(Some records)

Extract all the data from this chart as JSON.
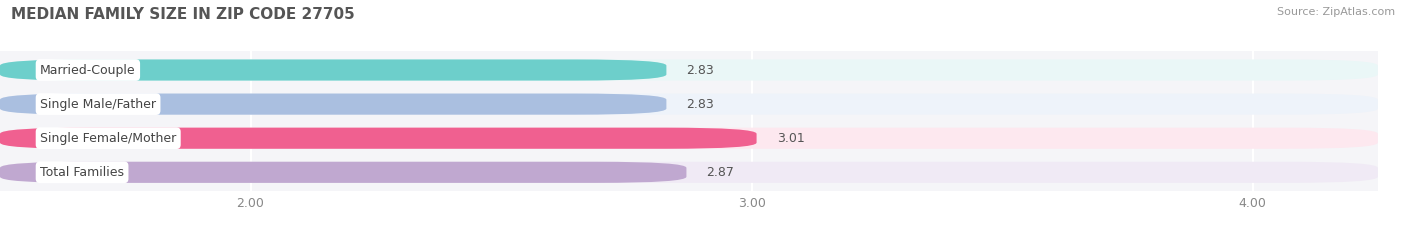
{
  "title": "MEDIAN FAMILY SIZE IN ZIP CODE 27705",
  "source": "Source: ZipAtlas.com",
  "categories": [
    "Married-Couple",
    "Single Male/Father",
    "Single Female/Mother",
    "Total Families"
  ],
  "values": [
    2.83,
    2.83,
    3.01,
    2.87
  ],
  "bar_colors": [
    "#6dcfcb",
    "#aabfe0",
    "#f06090",
    "#c0a8d0"
  ],
  "bar_bg_colors": [
    "#eaf7f7",
    "#eef3fa",
    "#fde8ef",
    "#f0eaf5"
  ],
  "xmin": 1.5,
  "xmax": 4.25,
  "xticks": [
    2.0,
    3.0,
    4.0
  ],
  "xtick_labels": [
    "2.00",
    "3.00",
    "4.00"
  ],
  "value_fontsize": 9,
  "label_fontsize": 9,
  "title_fontsize": 11,
  "background_color": "#ffffff",
  "plot_bg_color": "#f5f5f8"
}
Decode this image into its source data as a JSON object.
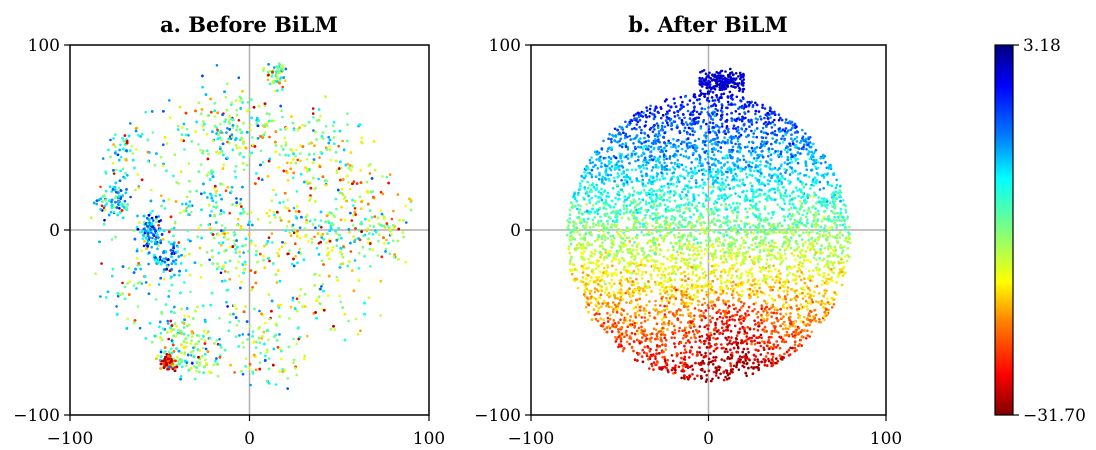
{
  "chart_data": [
    {
      "type": "scatter",
      "title": "a. Before BiLM",
      "xlim": [
        -100,
        100
      ],
      "ylim": [
        -100,
        100
      ],
      "xticks": [
        "−100",
        "0",
        "100"
      ],
      "yticks": [
        "100",
        "0",
        "−100"
      ],
      "xtick_values": [
        -100,
        0,
        100
      ],
      "ytick_values": [
        100,
        0,
        -100
      ],
      "crosshair_lines": {
        "x": 0,
        "y": 0
      },
      "distribution": "clustered islands; colors mostly green/cyan with scattered red/orange points",
      "point_count": 4200,
      "approx_color_value_range": [
        -31.7,
        3.18
      ]
    },
    {
      "type": "scatter",
      "title": "b. After BiLM",
      "xlim": [
        -100,
        100
      ],
      "ylim": [
        -100,
        100
      ],
      "xticks": [
        "−100",
        "0",
        "100"
      ],
      "yticks": [
        "100",
        "0",
        "−100"
      ],
      "xtick_values": [
        -100,
        0,
        100
      ],
      "ytick_values": [
        100,
        0,
        -100
      ],
      "crosshair_lines": {
        "x": 0,
        "y": 0
      },
      "distribution": "single round blob; blue at top grading to red at bottom",
      "point_count": 6500,
      "approx_color_value_range": [
        -31.7,
        3.18
      ]
    }
  ],
  "colorbar": {
    "colormap": "jet",
    "max_label": "3.18",
    "min_label": "−31.70",
    "max": 3.18,
    "min": -31.7,
    "colors_top_to_bottom": [
      "#00007f",
      "#0000ff",
      "#007fff",
      "#00ffff",
      "#7fff7f",
      "#ffff00",
      "#ff7f00",
      "#ff0000",
      "#7f0000"
    ]
  }
}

# AIM
Leave the images out, please, and restate each line word for word.

# RESULT OF THIS TASK
Extract all the data from this chart as JSON.
{
  "title": "MEDIAN FAMILY SIZE IN ZIP CODE 27705",
  "source": "Source: ZipAtlas.com",
  "categories": [
    "Married-Couple",
    "Single Male/Father",
    "Single Female/Mother",
    "Total Families"
  ],
  "values": [
    2.83,
    2.83,
    3.01,
    2.87
  ],
  "bar_colors": [
    "#6dcfcb",
    "#aabfe0",
    "#f06090",
    "#c0a8d0"
  ],
  "bar_bg_colors": [
    "#eaf7f7",
    "#eef3fa",
    "#fde8ef",
    "#f0eaf5"
  ],
  "xmin": 1.5,
  "xmax": 4.25,
  "xticks": [
    2.0,
    3.0,
    4.0
  ],
  "xtick_labels": [
    "2.00",
    "3.00",
    "4.00"
  ],
  "value_fontsize": 9,
  "label_fontsize": 9,
  "title_fontsize": 11,
  "background_color": "#ffffff",
  "plot_bg_color": "#f5f5f8"
}
Decode this image into its source data as a JSON object.
{
  "chart_data": [
    {
      "type": "scatter",
      "title": "a. Before BiLM",
      "xlim": [
        -100,
        100
      ],
      "ylim": [
        -100,
        100
      ],
      "xticks": [
        "−100",
        "0",
        "100"
      ],
      "yticks": [
        "100",
        "0",
        "−100"
      ],
      "xtick_values": [
        -100,
        0,
        100
      ],
      "ytick_values": [
        100,
        0,
        -100
      ],
      "crosshair_lines": {
        "x": 0,
        "y": 0
      },
      "distribution": "clustered islands; colors mostly green/cyan with scattered red/orange points",
      "point_count": 4200,
      "approx_color_value_range": [
        -31.7,
        3.18
      ]
    },
    {
      "type": "scatter",
      "title": "b. After BiLM",
      "xlim": [
        -100,
        100
      ],
      "ylim": [
        -100,
        100
      ],
      "xticks": [
        "−100",
        "0",
        "100"
      ],
      "yticks": [
        "100",
        "0",
        "−100"
      ],
      "xtick_values": [
        -100,
        0,
        100
      ],
      "ytick_values": [
        100,
        0,
        -100
      ],
      "crosshair_lines": {
        "x": 0,
        "y": 0
      },
      "distribution": "single round blob; blue at top grading to red at bottom",
      "point_count": 6500,
      "approx_color_value_range": [
        -31.7,
        3.18
      ]
    }
  ],
  "colorbar": {
    "colormap": "jet",
    "max_label": "3.18",
    "min_label": "−31.70",
    "max": 3.18,
    "min": -31.7,
    "colors_top_to_bottom": [
      "#00007f",
      "#0000ff",
      "#007fff",
      "#00ffff",
      "#7fff7f",
      "#ffff00",
      "#ff7f00",
      "#ff0000",
      "#7f0000"
    ]
  }
}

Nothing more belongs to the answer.